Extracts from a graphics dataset
┌──

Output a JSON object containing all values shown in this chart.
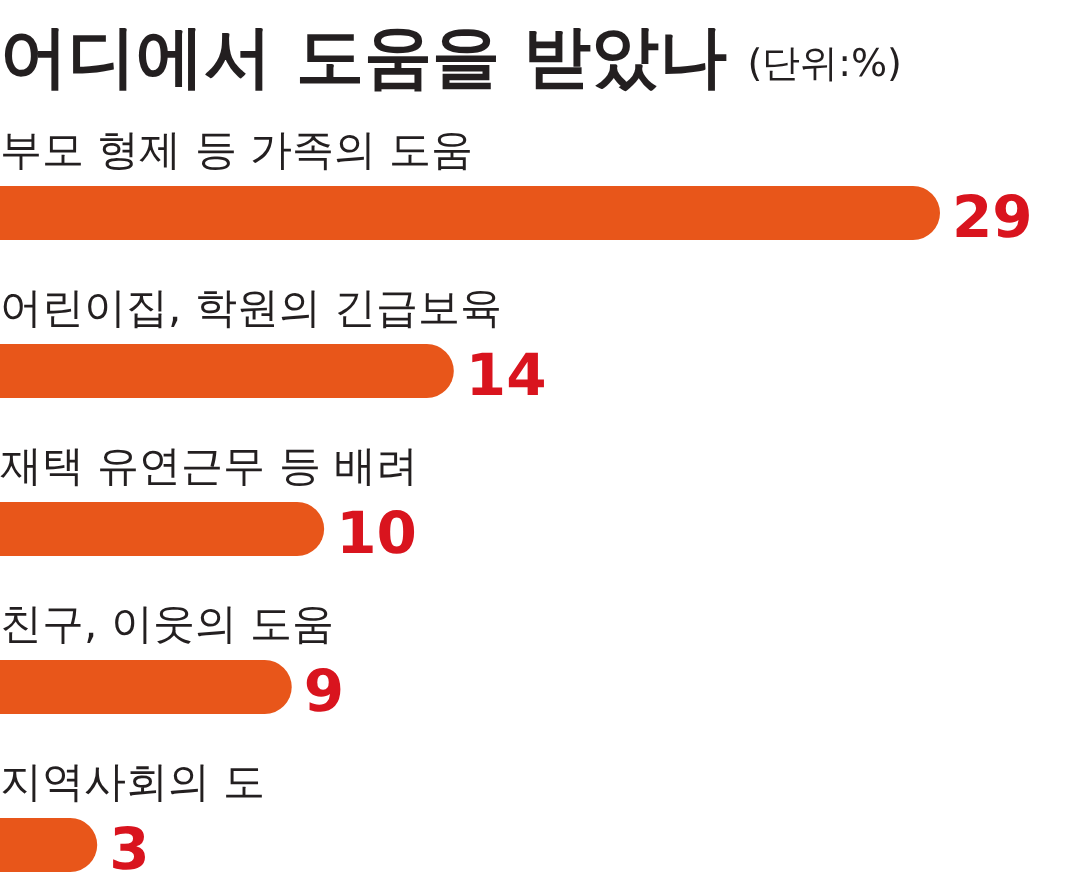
{
  "chart_data": {
    "type": "bar",
    "orientation": "horizontal",
    "title": "어디에서 도움을 받았나",
    "subtitle": "(단위:%)",
    "categories": [
      "부모 형제 등 가족의 도움",
      "어린이집, 학원의 긴급보육",
      "재택 유연근무 등 배려",
      "친구, 이웃의 도움",
      "지역사회의 도"
    ],
    "values": [
      29,
      14,
      10,
      9,
      3
    ],
    "color": "#e8561a",
    "data_labels": true
  }
}
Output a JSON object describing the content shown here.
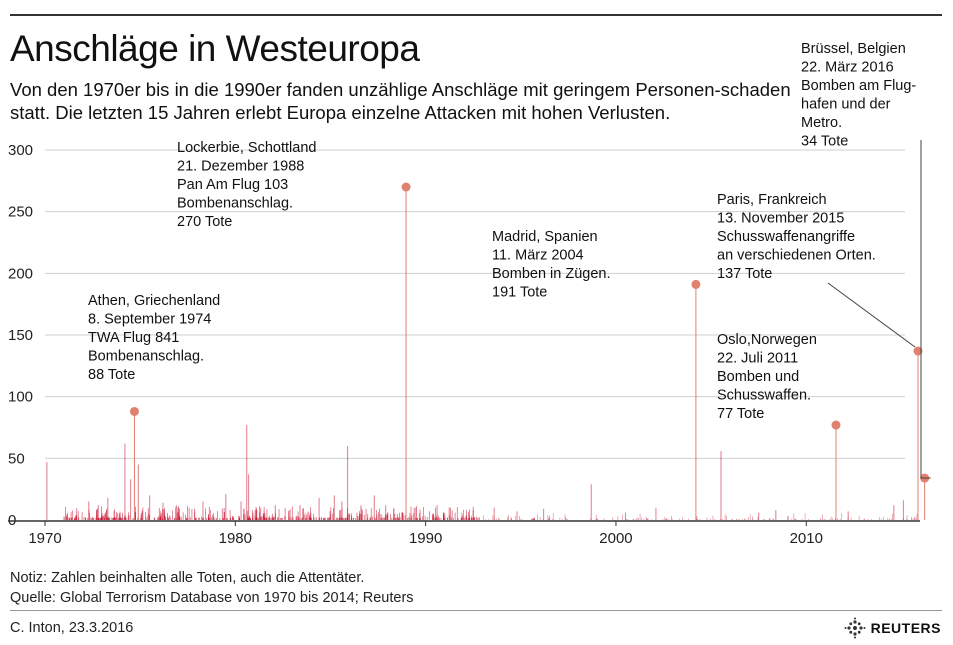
{
  "header": {
    "title": "Anschläge in Westeuropa",
    "subtitle": "Von den 1970er bis in die 1990er fanden unzählige Anschläge mit geringem Personen-schaden statt. Die letzten 15 Jahren erlebt Europa einzelne Attacken mit hohen Verlusten."
  },
  "footer": {
    "note": "Notiz: Zahlen beinhalten alle Toten, auch die Attentäter.",
    "source": "Quelle: Global Terrorism Database von 1970 bis 2014; Reuters",
    "author": "C. Inton, 23.3.2016",
    "logo": "REUTERS"
  },
  "colors": {
    "stem": "#c8102e",
    "marker": "#e0806e",
    "grid": "#cfcfcf",
    "axis": "#333333"
  },
  "chart_data": {
    "type": "bar",
    "title": "Anschläge in Westeuropa",
    "xlim": [
      1970,
      2016.5
    ],
    "ylim": [
      0,
      300
    ],
    "x_ticks": [
      1970,
      1980,
      1990,
      2000,
      2010
    ],
    "y_ticks": [
      0,
      50,
      100,
      150,
      200,
      250,
      300
    ],
    "grid": true,
    "highlighted_attacks": [
      {
        "x": 1974.7,
        "value": 88,
        "lines": [
          "Athen, Griechenland",
          "8. September 1974",
          "TWA Flug 841",
          "Bombenanschlag.",
          "88 Tote"
        ]
      },
      {
        "x": 1988.97,
        "value": 270,
        "lines": [
          "Lockerbie, Schottland",
          "21. Dezember 1988",
          "Pan Am Flug 103",
          "Bombenanschlag.",
          "270 Tote"
        ]
      },
      {
        "x": 2004.2,
        "value": 191,
        "lines": [
          "Madrid, Spanien",
          "11. März 2004",
          "Bomben in Zügen.",
          "191 Tote"
        ]
      },
      {
        "x": 2011.56,
        "value": 77,
        "lines": [
          "Oslo,Norwegen",
          "22. Juli 2011",
          "Bomben und",
          "Schusswaffen.",
          "77 Tote"
        ]
      },
      {
        "x": 2015.87,
        "value": 137,
        "lines": [
          "Paris, Frankreich",
          "13. November 2015",
          "Schusswaffenangriffe",
          "an verschiedenen Orten.",
          "137 Tote"
        ]
      },
      {
        "x": 2016.22,
        "value": 34,
        "lines": [
          "Brüssel, Belgien",
          "22. März 2016",
          "Bomben am Flug-",
          "hafen und der",
          "Metro.",
          "34 Tote"
        ]
      }
    ],
    "other_attacks": [
      {
        "x": 1970.1,
        "value": 47
      },
      {
        "x": 1972.3,
        "value": 15
      },
      {
        "x": 1972.8,
        "value": 12
      },
      {
        "x": 1973.3,
        "value": 18
      },
      {
        "x": 1974.2,
        "value": 62
      },
      {
        "x": 1974.5,
        "value": 33
      },
      {
        "x": 1974.9,
        "value": 45
      },
      {
        "x": 1975.5,
        "value": 20
      },
      {
        "x": 1976.2,
        "value": 14
      },
      {
        "x": 1976.9,
        "value": 12
      },
      {
        "x": 1978.3,
        "value": 15
      },
      {
        "x": 1979.5,
        "value": 21
      },
      {
        "x": 1980.3,
        "value": 15
      },
      {
        "x": 1980.6,
        "value": 77
      },
      {
        "x": 1980.7,
        "value": 37
      },
      {
        "x": 1982.1,
        "value": 12
      },
      {
        "x": 1983.4,
        "value": 12
      },
      {
        "x": 1984.4,
        "value": 18
      },
      {
        "x": 1985.2,
        "value": 20
      },
      {
        "x": 1985.6,
        "value": 15
      },
      {
        "x": 1985.9,
        "value": 60
      },
      {
        "x": 1986.6,
        "value": 12
      },
      {
        "x": 1987.3,
        "value": 20
      },
      {
        "x": 1987.9,
        "value": 12
      },
      {
        "x": 1989.4,
        "value": 10
      },
      {
        "x": 1990.6,
        "value": 12
      },
      {
        "x": 1991.3,
        "value": 10
      },
      {
        "x": 1992.5,
        "value": 8
      },
      {
        "x": 1993.6,
        "value": 10
      },
      {
        "x": 1994.8,
        "value": 7
      },
      {
        "x": 1996.2,
        "value": 9
      },
      {
        "x": 1998.7,
        "value": 29
      },
      {
        "x": 2000.5,
        "value": 6
      },
      {
        "x": 2002.1,
        "value": 10
      },
      {
        "x": 2005.52,
        "value": 56
      },
      {
        "x": 2007.5,
        "value": 6
      },
      {
        "x": 2008.4,
        "value": 8
      },
      {
        "x": 2012.2,
        "value": 7
      },
      {
        "x": 2014.6,
        "value": 12
      },
      {
        "x": 2015.1,
        "value": 16
      }
    ]
  }
}
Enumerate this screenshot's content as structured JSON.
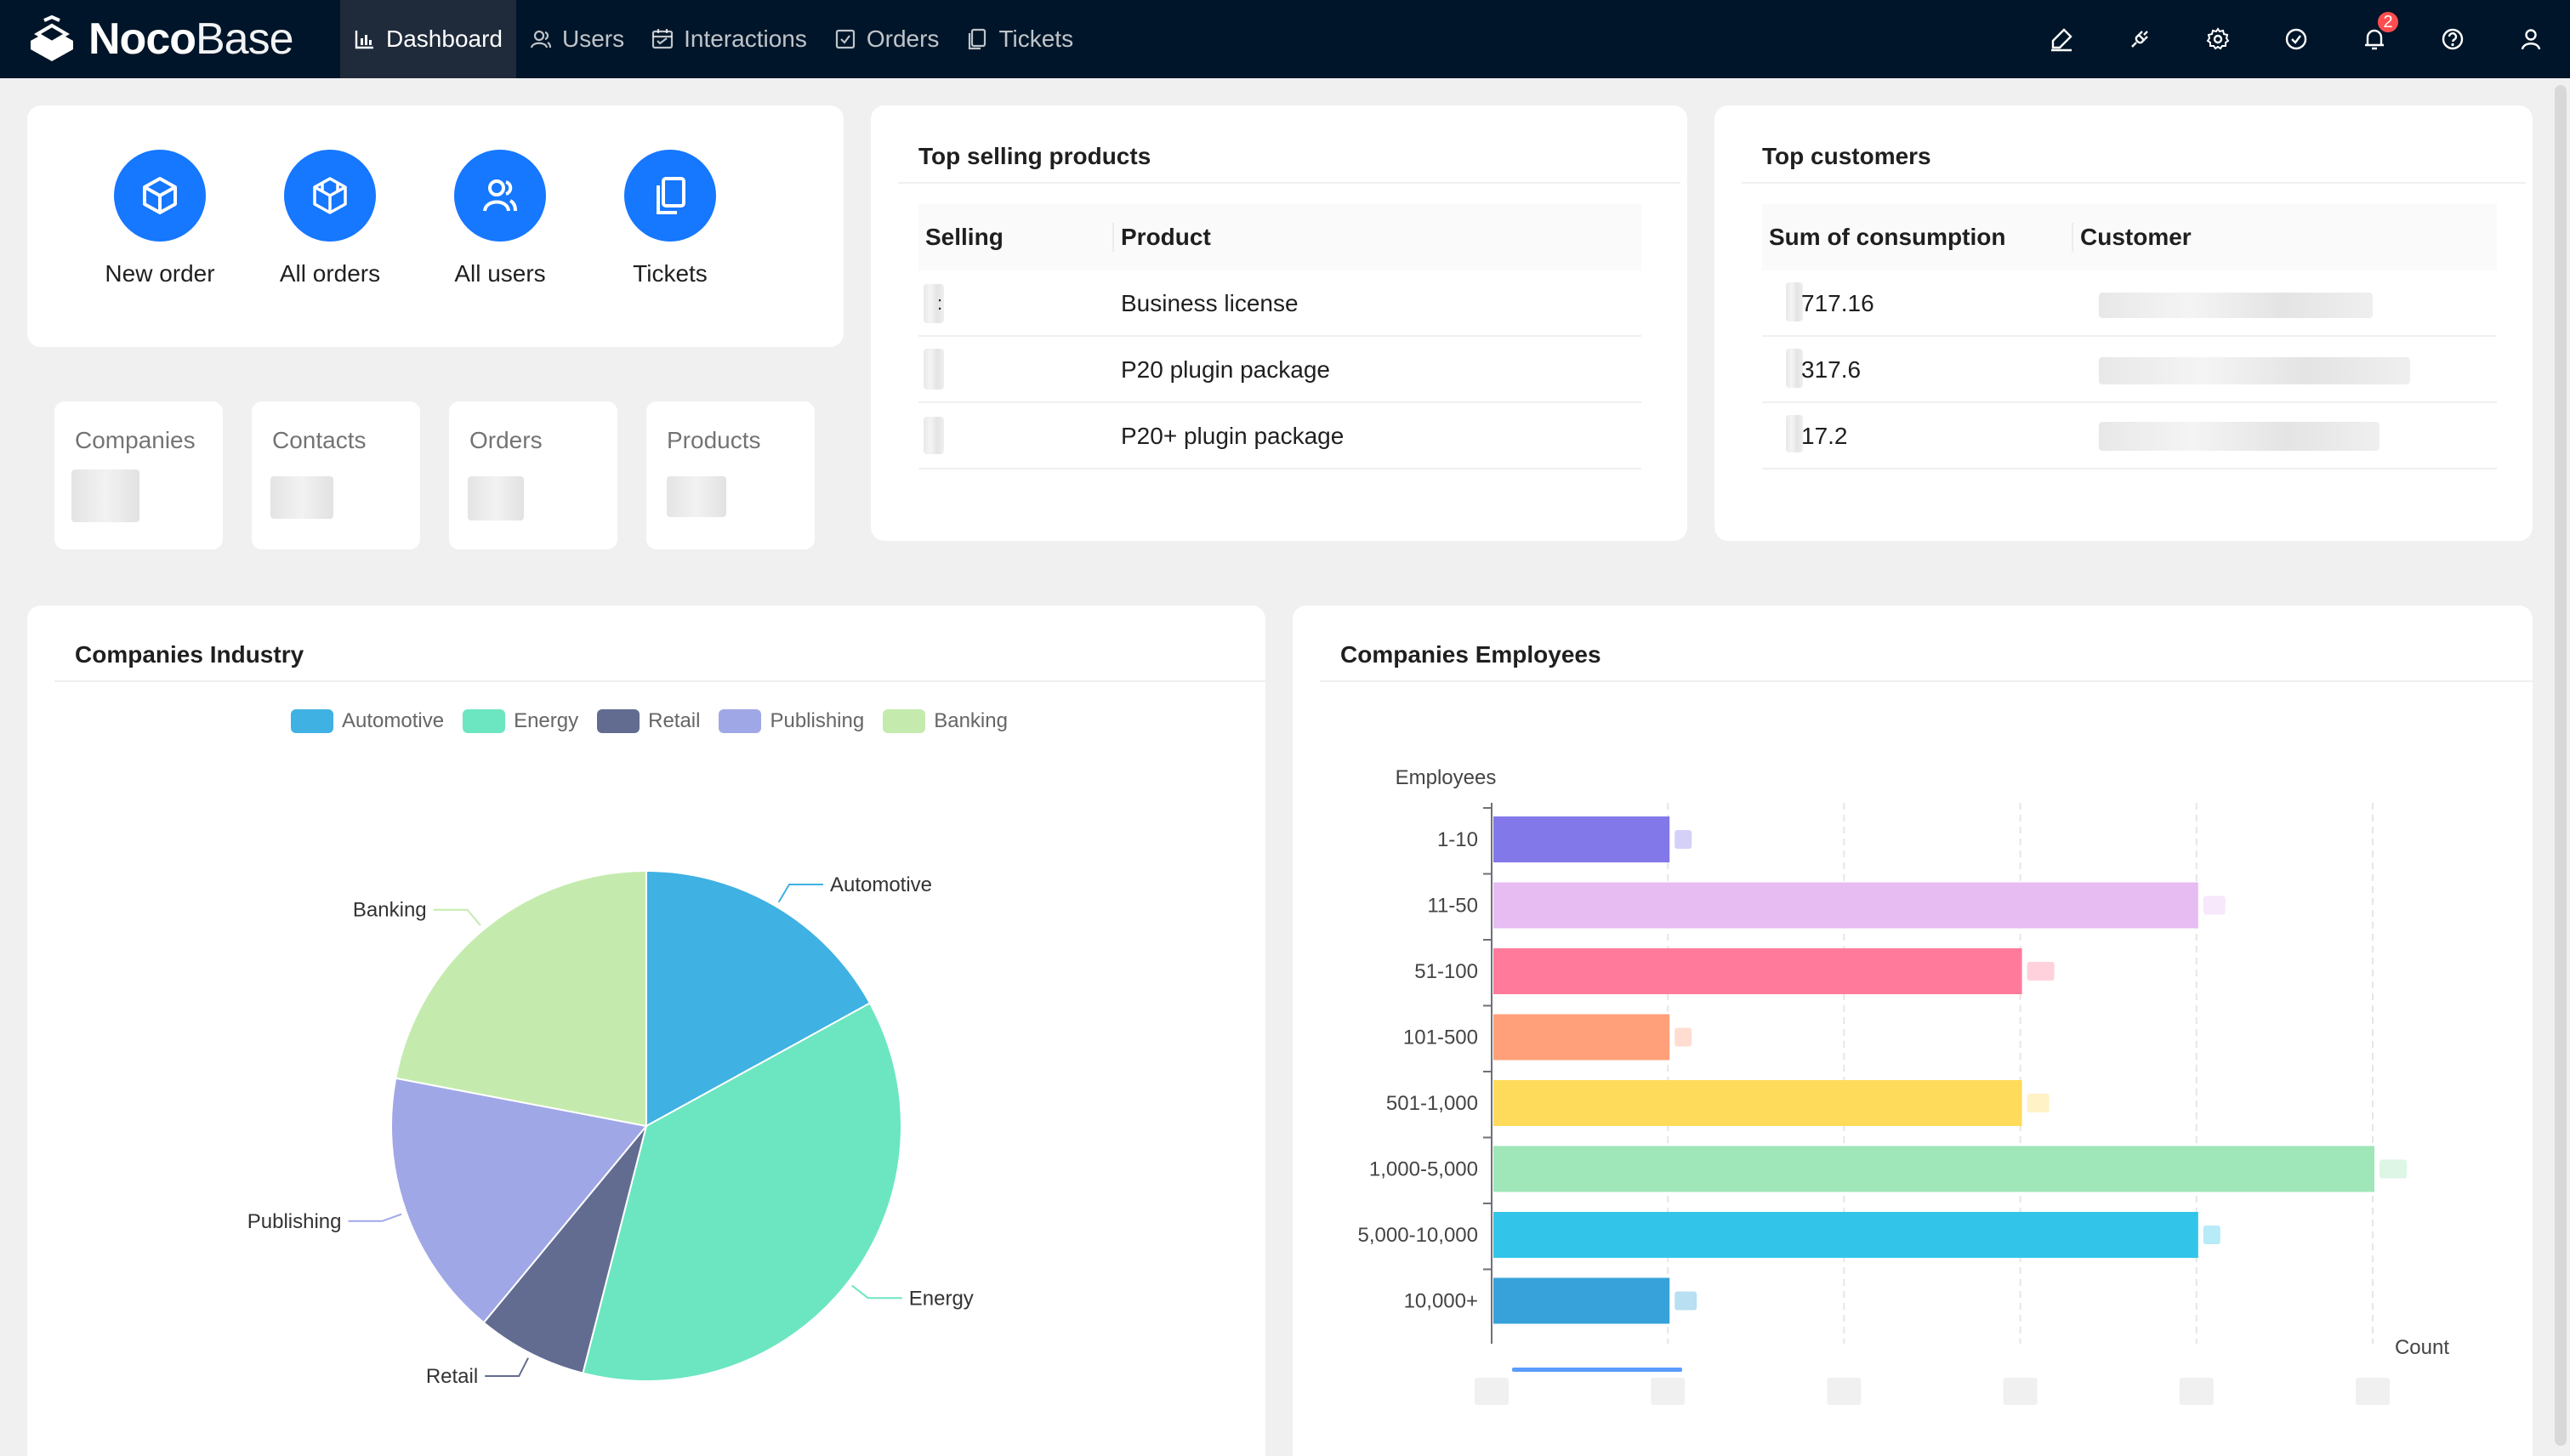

└──

• **What the task asks**
Copy the records above exactly, omitting every picture.

• **Solution to this task**
Output a JSON object containing all values shown in this chart.
{
  "chart_data": {
    "type": "bar",
    "orientation": "horizontal",
    "title": "어디에서 도움을 받았나",
    "subtitle": "(단위:%)",
    "categories": [
      "부모 형제 등 가족의 도움",
      "어린이집, 학원의 긴급보육",
      "재택 유연근무 등 배려",
      "친구, 이웃의 도움",
      "지역사회의 도"
    ],
    "values": [
      29,
      14,
      10,
      9,
      3
    ],
    "color": "#e8561a",
    "data_labels": true
  }
}
Output a JSON object describing the content shown here.
{
  "header": {
    "title": "Anschläge in Westeuropa",
    "subtitle": "Von den 1970er bis in die 1990er fanden unzählige Anschläge mit geringem Personen-schaden statt. Die letzten 15 Jahren erlebt Europa einzelne Attacken mit hohen Verlusten."
  },
  "footer": {
    "note": "Notiz: Zahlen beinhalten alle Toten, auch die Attentäter.",
    "source": "Quelle: Global Terrorism Database von 1970 bis 2014; Reuters",
    "author": "C. Inton, 23.3.2016",
    "logo": "REUTERS"
  },
  "colors": {
    "stem": "#c8102e",
    "marker": "#e0806e",
    "grid": "#cfcfcf",
    "axis": "#333333"
  },
  "chart_data": {
    "type": "bar",
    "title": "Anschläge in Westeuropa",
    "xlim": [
      1970,
      2016.5
    ],
    "ylim": [
      0,
      300
    ],
    "x_ticks": [
      1970,
      1980,
      1990,
      2000,
      2010
    ],
    "y_ticks": [
      0,
      50,
      100,
      150,
      200,
      250,
      300
    ],
    "grid": true,
    "highlighted_attacks": [
      {
        "x": 1974.7,
        "value": 88,
        "lines": [
          "Athen, Griechenland",
          "8. September 1974",
          "TWA Flug 841",
          "Bombenanschlag.",
          "88 Tote"
        ]
      },
      {
        "x": 1988.97,
        "value": 270,
        "lines": [
          "Lockerbie, Schottland",
          "21. Dezember 1988",
          "Pan Am Flug 103",
          "Bombenanschlag.",
          "270 Tote"
        ]
      },
      {
        "x": 2004.2,
        "value": 191,
        "lines": [
          "Madrid, Spanien",
          "11. März 2004",
          "Bomben in Zügen.",
          "191 Tote"
        ]
      },
      {
        "x": 2011.56,
        "value": 77,
        "lines": [
          "Oslo,Norwegen",
          "22. Juli 2011",
          "Bomben und",
          "Schusswaffen.",
          "77 Tote"
        ]
      },
      {
        "x": 2015.87,
        "value": 137,
        "lines": [
          "Paris, Frankreich",
          "13. November 2015",
          "Schusswaffenangriffe",
          "an verschiedenen Orten.",
          "137 Tote"
        ]
      },
      {
        "x": 2016.22,
        "value": 34,
        "lines": [
          "Brüssel, Belgien",
          "22. März 2016",
          "Bomben am Flug-",
          "hafen und der",
          "Metro.",
          "34 Tote"
        ]
      }
    ],
    "other_attacks": [
      {
        "x": 1970.1,
        "value": 47
      },
      {
        "x": 1972.3,
        "value": 15
      },
      {
        "x": 1972.8,
        "value": 12
      },
      {
        "x": 1973.3,
        "value": 18
      },
      {
        "x": 1974.2,
        "value": 62
      },
      {
        "x": 1974.5,
        "value": 33
      },
      {
        "x": 1974.9,
        "value": 45
      },
      {
        "x": 1975.5,
        "value": 20
      },
      {
        "x": 1976.2,
        "value": 14
      },
      {
        "x": 1976.9,
        "value": 12
      },
      {
        "x": 1978.3,
        "value": 15
      },
      {
        "x": 1979.5,
        "value": 21
      },
      {
        "x": 1980.3,
        "value": 15
      },
      {
        "x": 1980.6,
        "value": 77
      },
      {
        "x": 1980.7,
        "value": 37
      },
      {
        "x": 1982.1,
        "value": 12
      },
      {
        "x": 1983.4,
        "value": 12
      },
      {
        "x": 1984.4,
        "value": 18
      },
      {
        "x": 1985.2,
        "value": 20
      },
      {
        "x": 1985.6,
        "value": 15
      },
      {
        "x": 1985.9,
        "value": 60
      },
      {
        "x": 1986.6,
        "value": 12
      },
      {
        "x": 1987.3,
        "value": 20
      },
      {
        "x": 1987.9,
        "value": 12
      },
      {
        "x": 1989.4,
        "value": 10
      },
      {
        "x": 1990.6,
        "value": 12
      },
      {
        "x": 1991.3,
        "value": 10
      },
      {
        "x": 1992.5,
        "value": 8
      },
      {
        "x": 1993.6,
        "value": 10
      },
      {
        "x": 1994.8,
        "value": 7
      },
      {
        "x": 1996.2,
        "value": 9
      },
      {
        "x": 1998.7,
        "value": 29
      },
      {
        "x": 2000.5,
        "value": 6
      },
      {
        "x": 2002.1,
        "value": 10
      },
      {
        "x": 2005.52,
        "value": 56
      },
      {
        "x": 2007.5,
        "value": 6
      },
      {
        "x": 2008.4,
        "value": 8
      },
      {
        "x": 2012.2,
        "value": 7
      },
      {
        "x": 2014.6,
        "value": 12
      },
      {
        "x": 2015.1,
        "value": 16
      }
    ]
  }
}
Enumerate this screenshot's content as structured JSON.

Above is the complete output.